Адорно принадлежал к числу пионеров обновленной критики познания, принимающей в расчет эмоциональное априори. В его теории сильны мотивы неявно-буддистского толка. Тот, кто страдает, не черствея, достигнет понимания; тому, кто может слышать музыку, в светлые мгновения открывается иная сторона мира. Непоколебимая уверенность в том, что действительное начертано рукою страдания, холодности и жесткости, определяет подход этой философии к миру. Правда, она едва ли верила в изменения к лучшему, но и не поддавалась искушению отупеть и привыкнуть к данному. Оставаться чувствительным и восприимчивым было как бы утопической позицией: держать обостренные чувства наготове для восприятия счастья, которое не придет, однако готовность к нему убережет нас от наихудшего огрубения.
В политическом и в нервном отношении эстетическая, «чувствительная» теория основана на построенной из смеси страдания, презрения и злости обвинительной позиции по отношению ко всему, что имеет власть. Она стилизует себя под зеркало мирового зла, буржуазной холодности, жажды господства, грязных делишек и порождающего их стремления к прибыли. Мир мужского — вот то, что она категорически не приемлет. Она черпает свое вдохновение из архаического «нет» в адрес мира отцов, законодателей и дельцов. Ее предрассудок состоит в том, что из этого мира может прийти только злая власть, направленная против мира живого. В этом причина застоя Критической теории. Наступательный потенциал самоотречения уже давно исчерпан. Мазохистский элемент превзошел творческий. Импульс Критической Теории достиг такого развития, что оказался способным взорвать рамки негативизма. В свое время она находила приверженцев среди тех, кто мог инстинктивно разделить с ней ее страдание-априори. Во всяком случае, среди поколения, которое начало открывать для себя, что сотворили или одобрили старшие, таковых было много. Поскольку же их было много, в Германии с середины шестидесятых годов вновь появилась тоненькая нить политической культуры — публичный спор о настоящей и правильной жизни.

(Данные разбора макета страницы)
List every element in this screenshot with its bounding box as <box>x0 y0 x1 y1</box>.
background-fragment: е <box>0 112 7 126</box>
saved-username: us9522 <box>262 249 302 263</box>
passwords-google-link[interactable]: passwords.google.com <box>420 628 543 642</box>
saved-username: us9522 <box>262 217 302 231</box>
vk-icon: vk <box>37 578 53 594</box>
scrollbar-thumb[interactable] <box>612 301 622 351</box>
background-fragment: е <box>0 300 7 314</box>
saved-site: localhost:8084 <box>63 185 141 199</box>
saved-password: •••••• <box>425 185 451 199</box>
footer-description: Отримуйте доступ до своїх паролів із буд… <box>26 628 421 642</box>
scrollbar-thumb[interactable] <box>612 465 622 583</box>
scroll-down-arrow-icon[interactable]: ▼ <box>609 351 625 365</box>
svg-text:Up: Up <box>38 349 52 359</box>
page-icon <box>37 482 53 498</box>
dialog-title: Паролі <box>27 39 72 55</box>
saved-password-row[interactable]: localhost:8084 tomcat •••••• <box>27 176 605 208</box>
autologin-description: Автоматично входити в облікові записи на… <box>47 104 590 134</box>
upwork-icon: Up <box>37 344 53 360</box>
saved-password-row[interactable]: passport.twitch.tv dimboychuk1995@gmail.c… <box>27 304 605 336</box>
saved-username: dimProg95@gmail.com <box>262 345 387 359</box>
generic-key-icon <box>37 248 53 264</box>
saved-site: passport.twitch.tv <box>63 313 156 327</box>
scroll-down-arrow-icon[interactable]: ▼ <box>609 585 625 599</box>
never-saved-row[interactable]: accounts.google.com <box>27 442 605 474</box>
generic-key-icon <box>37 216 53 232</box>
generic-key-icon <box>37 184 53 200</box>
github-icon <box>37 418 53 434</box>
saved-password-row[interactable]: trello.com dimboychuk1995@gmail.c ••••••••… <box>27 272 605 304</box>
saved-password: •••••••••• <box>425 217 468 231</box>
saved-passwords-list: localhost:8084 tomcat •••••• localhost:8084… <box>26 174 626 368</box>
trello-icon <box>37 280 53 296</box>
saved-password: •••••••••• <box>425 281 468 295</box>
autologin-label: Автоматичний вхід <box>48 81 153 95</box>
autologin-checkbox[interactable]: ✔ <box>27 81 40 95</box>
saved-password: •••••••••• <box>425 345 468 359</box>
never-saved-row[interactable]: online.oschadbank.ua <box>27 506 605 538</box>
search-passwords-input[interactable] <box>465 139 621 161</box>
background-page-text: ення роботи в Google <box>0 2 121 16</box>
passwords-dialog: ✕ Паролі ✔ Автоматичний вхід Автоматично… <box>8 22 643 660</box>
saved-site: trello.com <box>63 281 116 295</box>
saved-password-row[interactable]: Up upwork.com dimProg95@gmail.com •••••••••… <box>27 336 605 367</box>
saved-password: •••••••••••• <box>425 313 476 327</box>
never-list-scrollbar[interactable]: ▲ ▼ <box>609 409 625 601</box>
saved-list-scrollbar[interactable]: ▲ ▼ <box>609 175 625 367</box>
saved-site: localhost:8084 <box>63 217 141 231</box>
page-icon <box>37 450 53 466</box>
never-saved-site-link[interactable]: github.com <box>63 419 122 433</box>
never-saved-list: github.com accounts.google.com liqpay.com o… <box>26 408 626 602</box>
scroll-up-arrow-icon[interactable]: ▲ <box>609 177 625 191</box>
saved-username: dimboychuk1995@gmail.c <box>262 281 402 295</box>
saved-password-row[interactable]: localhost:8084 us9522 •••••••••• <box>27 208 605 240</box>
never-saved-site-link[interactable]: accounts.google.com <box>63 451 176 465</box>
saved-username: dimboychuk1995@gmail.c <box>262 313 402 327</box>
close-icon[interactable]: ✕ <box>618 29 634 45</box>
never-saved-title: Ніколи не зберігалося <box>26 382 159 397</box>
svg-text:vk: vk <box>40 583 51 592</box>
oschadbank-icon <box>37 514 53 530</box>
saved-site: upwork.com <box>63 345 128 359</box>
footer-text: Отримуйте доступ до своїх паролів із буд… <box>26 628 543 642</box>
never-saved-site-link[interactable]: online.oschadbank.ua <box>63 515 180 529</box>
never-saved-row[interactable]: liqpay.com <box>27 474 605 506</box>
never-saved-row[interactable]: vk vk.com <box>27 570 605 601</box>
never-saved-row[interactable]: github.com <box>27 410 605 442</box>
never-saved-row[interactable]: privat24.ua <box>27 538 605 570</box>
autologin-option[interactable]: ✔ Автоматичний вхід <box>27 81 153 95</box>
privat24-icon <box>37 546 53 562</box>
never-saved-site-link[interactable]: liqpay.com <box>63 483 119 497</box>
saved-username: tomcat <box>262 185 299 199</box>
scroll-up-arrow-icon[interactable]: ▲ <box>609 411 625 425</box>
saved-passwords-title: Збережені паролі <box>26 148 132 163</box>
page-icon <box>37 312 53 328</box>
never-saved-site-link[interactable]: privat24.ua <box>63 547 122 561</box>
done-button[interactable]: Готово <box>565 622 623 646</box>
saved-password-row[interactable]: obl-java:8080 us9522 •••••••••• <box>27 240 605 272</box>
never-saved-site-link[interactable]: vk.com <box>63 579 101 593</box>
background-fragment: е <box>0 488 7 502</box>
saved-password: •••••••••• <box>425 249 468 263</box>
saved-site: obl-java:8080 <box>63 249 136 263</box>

[Задания]
(a) Отредактируйте фрагмент текста об Адорно. Начните со слов «Адорно принадлежал к», закончите после слов «от наихудшего огрубения.» и замените при этом «эмоциональное априори» на «чувственное априори».
(b) Подхватите, пожалуйста, текст об Адорно и продолжите его после последнего предложения.

[Ответы]
(a)
Адорно принадлежал к числу пионеров обновленной критики познания, принимающей в расчет чувственное априори. В его теории сильны мотивы неявно-буддистского толка. Тот, кто страдает, не черствея, достигнет понимания; тому, кто может слышать музыку, в светлые мгновения открывается иная сторона мира. Непоколебимая уверенность в том, что действительное начертано рукою страдания, холодности и жесткости, определяет подход этой философии к миру. Правда, она едва ли верила в изменения к лучшему, но и не поддавалась искушению отупеть и привыкнуть к данному. Оставаться чувствительным и восприимчивым было как бы утопической позицией: держать обостренные чувства наготове для восприятия счастья, которое не придет, однако готовность к нему убережет нас от наихудшего огрубения.

(b)
Возрождение великого импульса зависит от самоосмысления некогда вдохновлявшегося им интеллекта. В чувствительной критике следует выявить мучительную неприязнь. Отказ питается первобытной злобой по отношению к «мужественности», к тому циническому пониманию фактов, которое продемонстрировали позитивисты, как политические, так и научные. Теория Адорно бунтовала против наклонности к соучастию, которая неотделима от «практичного образа мысли». Прибегнув к искусству жонглирования понятиями, она попыталась сконструировать знание, которое не было бы силой и властью. Она стала искать прибежище в царстве матери, среди искусств и желаний, о которых не принято говорить прямо и откровенно. «Не сотвори себе образа», будь утонченнее. Оборонительное мышление характеризуется своим стилем — попыткой защищать резервацию, где воспоминания о счастье связаны исключительно с утопией Женственного. В одной из ранних работ Адорно однажды почти открытым текстом выдал свою эмоционально-гносеологическую тайну. В нескольких разрывающих сердце строках он поведал о слезах, которые вызывает музыка Шуберта, поведал о том, как связаны слезы и познание. Мы плачем, слушая эту музыку, потому что мы не таковы, как она — нечто совершенное, обращенное к утраченной сладости жизни как к чему-то очень далекому и мимолетному.
Счастье всегда следует мыслить только как нечто утраченное, только как прекрасное Чужое. Оно не может быть более чем предчувствием, более чем отдаленным представлением — тем, к чему мы устремляемся со слезами на глазах, не становясь к нему ближе. Все остальное так или иначе принадлежит «ложной жизни». Доминирует мир отцов, который постоянно устрашающим образом согласуется с отлившимся в систему гранитом абстракций. У Адорно неприятие мужского зашло столь далеко, что он оставил от имени отца только одну букву — W. Но ведь путь к лугу и не должен быть путем в лесную чащу.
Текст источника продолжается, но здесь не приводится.